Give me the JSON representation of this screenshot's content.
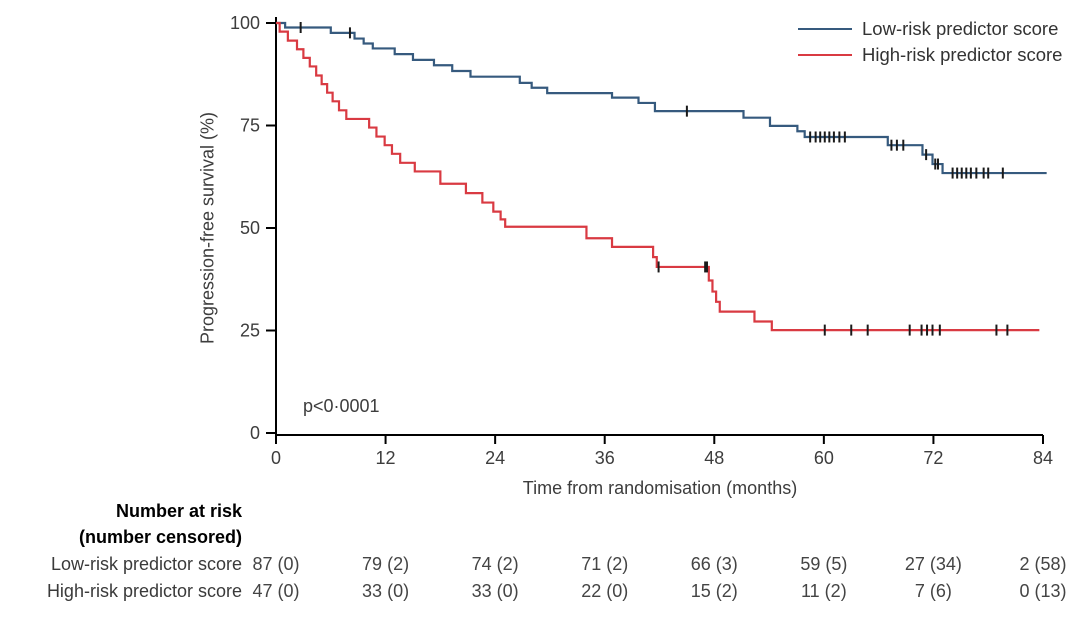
{
  "chart_data": {
    "type": "line",
    "subtype": "kaplan-meier-step",
    "title": "",
    "xlabel": "Time from randomisation (months)",
    "ylabel": "Progression-free survival (%)",
    "annotation": "p<0·0001",
    "xlim": [
      0,
      84
    ],
    "ylim": [
      0,
      100
    ],
    "x_ticks": [
      0,
      12,
      24,
      36,
      48,
      60,
      72,
      84
    ],
    "y_ticks": [
      0,
      25,
      50,
      75,
      100
    ],
    "grid": false,
    "legend_position": "top-right",
    "axis_color": "#000000",
    "censor_color": "#1a1a1a",
    "series": [
      {
        "name": "Low-risk predictor score",
        "color": "#365a7e",
        "step_points": [
          [
            0,
            100
          ],
          [
            1,
            98.9
          ],
          [
            6,
            97.6
          ],
          [
            8.6,
            96.2
          ],
          [
            9.6,
            95.0
          ],
          [
            10.6,
            93.8
          ],
          [
            13,
            92.4
          ],
          [
            15,
            91.0
          ],
          [
            17.3,
            89.7
          ],
          [
            19.3,
            88.3
          ],
          [
            21.3,
            86.9
          ],
          [
            26.7,
            85.4
          ],
          [
            28,
            84.2
          ],
          [
            29.7,
            82.9
          ],
          [
            36.8,
            81.8
          ],
          [
            39.7,
            80.5
          ],
          [
            41.5,
            78.5
          ],
          [
            51.2,
            76.9
          ],
          [
            54.1,
            74.9
          ],
          [
            57.1,
            73.6
          ],
          [
            57.9,
            72.2
          ],
          [
            67,
            70.2
          ],
          [
            70.8,
            67.9
          ],
          [
            71.9,
            65.6
          ],
          [
            73,
            63.4
          ],
          [
            84.4,
            63.4
          ]
        ],
        "censor_marks": [
          [
            2.7,
            98.9
          ],
          [
            8.1,
            97.6
          ],
          [
            45,
            78.5
          ],
          [
            58.5,
            72.2
          ],
          [
            59.1,
            72.2
          ],
          [
            59.6,
            72.2
          ],
          [
            60.1,
            72.2
          ],
          [
            60.6,
            72.2
          ],
          [
            61.1,
            72.2
          ],
          [
            61.7,
            72.2
          ],
          [
            62.3,
            72.2
          ],
          [
            67.4,
            70.2
          ],
          [
            68.0,
            70.2
          ],
          [
            68.7,
            70.2
          ],
          [
            71.2,
            67.9
          ],
          [
            72.2,
            65.6
          ],
          [
            72.5,
            65.6
          ],
          [
            74.1,
            63.4
          ],
          [
            74.6,
            63.4
          ],
          [
            75.1,
            63.4
          ],
          [
            75.6,
            63.4
          ],
          [
            76.1,
            63.4
          ],
          [
            76.7,
            63.4
          ],
          [
            77.5,
            63.4
          ],
          [
            78.0,
            63.4
          ],
          [
            79.6,
            63.4
          ]
        ]
      },
      {
        "name": "High-risk predictor score",
        "color": "#d93a42",
        "step_points": [
          [
            0,
            100
          ],
          [
            0.4,
            97.9
          ],
          [
            1.3,
            95.7
          ],
          [
            2.3,
            93.6
          ],
          [
            3,
            91.5
          ],
          [
            3.7,
            89.4
          ],
          [
            4.4,
            87.2
          ],
          [
            5,
            85.1
          ],
          [
            5.6,
            83.0
          ],
          [
            6.2,
            80.9
          ],
          [
            6.9,
            78.7
          ],
          [
            7.7,
            76.6
          ],
          [
            10.2,
            74.5
          ],
          [
            11,
            72.3
          ],
          [
            11.9,
            70.2
          ],
          [
            12.7,
            68.1
          ],
          [
            13.6,
            65.9
          ],
          [
            15.2,
            63.8
          ],
          [
            18,
            60.8
          ],
          [
            20.8,
            58.5
          ],
          [
            22.6,
            56.2
          ],
          [
            23.8,
            54.0
          ],
          [
            24.6,
            52.1
          ],
          [
            25.1,
            50.3
          ],
          [
            34,
            47.5
          ],
          [
            36.8,
            45.4
          ],
          [
            41.3,
            42.9
          ],
          [
            41.7,
            40.5
          ],
          [
            47.4,
            37.2
          ],
          [
            47.8,
            34.5
          ],
          [
            48.2,
            32.0
          ],
          [
            48.6,
            29.6
          ],
          [
            52.4,
            27.2
          ],
          [
            54.3,
            25.1
          ],
          [
            83.6,
            25.1
          ]
        ],
        "censor_marks": [
          [
            41.9,
            40.5
          ],
          [
            47.0,
            40.5
          ],
          [
            47.2,
            40.5
          ],
          [
            60.1,
            25.1
          ],
          [
            63.0,
            25.1
          ],
          [
            64.8,
            25.1
          ],
          [
            69.4,
            25.1
          ],
          [
            70.7,
            25.1
          ],
          [
            71.3,
            25.1
          ],
          [
            71.9,
            25.1
          ],
          [
            72.7,
            25.1
          ],
          [
            78.9,
            25.1
          ],
          [
            80.1,
            25.1
          ]
        ]
      }
    ],
    "number_at_risk": {
      "header_line1": "Number at risk",
      "header_line2": "(number censored)",
      "times": [
        0,
        12,
        24,
        36,
        48,
        60,
        72,
        84
      ],
      "rows": [
        {
          "label": "Low-risk predictor score",
          "values": [
            "87 (0)",
            "79 (2)",
            "74 (2)",
            "71 (2)",
            "66 (3)",
            "59 (5)",
            "27 (34)",
            "2 (58)"
          ]
        },
        {
          "label": "High-risk predictor score",
          "values": [
            "47 (0)",
            "33 (0)",
            "33 (0)",
            "22 (0)",
            "15 (2)",
            "11 (2)",
            "7 (6)",
            "0 (13)"
          ]
        }
      ]
    }
  }
}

○ ○ ○

→ Requirement
Repeat every record above exactly, but leave out any pictures.

→ Written answer
Give me the JSON representation of this screenshot's content.
{
  "chart_data": {
    "type": "line",
    "subtype": "kaplan-meier-step",
    "title": "",
    "xlabel": "Time from randomisation (months)",
    "ylabel": "Progression-free survival (%)",
    "annotation": "p<0·0001",
    "xlim": [
      0,
      84
    ],
    "ylim": [
      0,
      100
    ],
    "x_ticks": [
      0,
      12,
      24,
      36,
      48,
      60,
      72,
      84
    ],
    "y_ticks": [
      0,
      25,
      50,
      75,
      100
    ],
    "grid": false,
    "legend_position": "top-right",
    "axis_color": "#000000",
    "censor_color": "#1a1a1a",
    "series": [
      {
        "name": "Low-risk predictor score",
        "color": "#365a7e",
        "step_points": [
          [
            0,
            100
          ],
          [
            1,
            98.9
          ],
          [
            6,
            97.6
          ],
          [
            8.6,
            96.2
          ],
          [
            9.6,
            95.0
          ],
          [
            10.6,
            93.8
          ],
          [
            13,
            92.4
          ],
          [
            15,
            91.0
          ],
          [
            17.3,
            89.7
          ],
          [
            19.3,
            88.3
          ],
          [
            21.3,
            86.9
          ],
          [
            26.7,
            85.4
          ],
          [
            28,
            84.2
          ],
          [
            29.7,
            82.9
          ],
          [
            36.8,
            81.8
          ],
          [
            39.7,
            80.5
          ],
          [
            41.5,
            78.5
          ],
          [
            51.2,
            76.9
          ],
          [
            54.1,
            74.9
          ],
          [
            57.1,
            73.6
          ],
          [
            57.9,
            72.2
          ],
          [
            67,
            70.2
          ],
          [
            70.8,
            67.9
          ],
          [
            71.9,
            65.6
          ],
          [
            73,
            63.4
          ],
          [
            84.4,
            63.4
          ]
        ],
        "censor_marks": [
          [
            2.7,
            98.9
          ],
          [
            8.1,
            97.6
          ],
          [
            45,
            78.5
          ],
          [
            58.5,
            72.2
          ],
          [
            59.1,
            72.2
          ],
          [
            59.6,
            72.2
          ],
          [
            60.1,
            72.2
          ],
          [
            60.6,
            72.2
          ],
          [
            61.1,
            72.2
          ],
          [
            61.7,
            72.2
          ],
          [
            62.3,
            72.2
          ],
          [
            67.4,
            70.2
          ],
          [
            68.0,
            70.2
          ],
          [
            68.7,
            70.2
          ],
          [
            71.2,
            67.9
          ],
          [
            72.2,
            65.6
          ],
          [
            72.5,
            65.6
          ],
          [
            74.1,
            63.4
          ],
          [
            74.6,
            63.4
          ],
          [
            75.1,
            63.4
          ],
          [
            75.6,
            63.4
          ],
          [
            76.1,
            63.4
          ],
          [
            76.7,
            63.4
          ],
          [
            77.5,
            63.4
          ],
          [
            78.0,
            63.4
          ],
          [
            79.6,
            63.4
          ]
        ]
      },
      {
        "name": "High-risk predictor score",
        "color": "#d93a42",
        "step_points": [
          [
            0,
            100
          ],
          [
            0.4,
            97.9
          ],
          [
            1.3,
            95.7
          ],
          [
            2.3,
            93.6
          ],
          [
            3,
            91.5
          ],
          [
            3.7,
            89.4
          ],
          [
            4.4,
            87.2
          ],
          [
            5,
            85.1
          ],
          [
            5.6,
            83.0
          ],
          [
            6.2,
            80.9
          ],
          [
            6.9,
            78.7
          ],
          [
            7.7,
            76.6
          ],
          [
            10.2,
            74.5
          ],
          [
            11,
            72.3
          ],
          [
            11.9,
            70.2
          ],
          [
            12.7,
            68.1
          ],
          [
            13.6,
            65.9
          ],
          [
            15.2,
            63.8
          ],
          [
            18,
            60.8
          ],
          [
            20.8,
            58.5
          ],
          [
            22.6,
            56.2
          ],
          [
            23.8,
            54.0
          ],
          [
            24.6,
            52.1
          ],
          [
            25.1,
            50.3
          ],
          [
            34,
            47.5
          ],
          [
            36.8,
            45.4
          ],
          [
            41.3,
            42.9
          ],
          [
            41.7,
            40.5
          ],
          [
            47.4,
            37.2
          ],
          [
            47.8,
            34.5
          ],
          [
            48.2,
            32.0
          ],
          [
            48.6,
            29.6
          ],
          [
            52.4,
            27.2
          ],
          [
            54.3,
            25.1
          ],
          [
            83.6,
            25.1
          ]
        ],
        "censor_marks": [
          [
            41.9,
            40.5
          ],
          [
            47.0,
            40.5
          ],
          [
            47.2,
            40.5
          ],
          [
            60.1,
            25.1
          ],
          [
            63.0,
            25.1
          ],
          [
            64.8,
            25.1
          ],
          [
            69.4,
            25.1
          ],
          [
            70.7,
            25.1
          ],
          [
            71.3,
            25.1
          ],
          [
            71.9,
            25.1
          ],
          [
            72.7,
            25.1
          ],
          [
            78.9,
            25.1
          ],
          [
            80.1,
            25.1
          ]
        ]
      }
    ],
    "number_at_risk": {
      "header_line1": "Number at risk",
      "header_line2": "(number censored)",
      "times": [
        0,
        12,
        24,
        36,
        48,
        60,
        72,
        84
      ],
      "rows": [
        {
          "label": "Low-risk predictor score",
          "values": [
            "87 (0)",
            "79 (2)",
            "74 (2)",
            "71 (2)",
            "66 (3)",
            "59 (5)",
            "27 (34)",
            "2 (58)"
          ]
        },
        {
          "label": "High-risk predictor score",
          "values": [
            "47 (0)",
            "33 (0)",
            "33 (0)",
            "22 (0)",
            "15 (2)",
            "11 (2)",
            "7 (6)",
            "0 (13)"
          ]
        }
      ]
    }
  }
}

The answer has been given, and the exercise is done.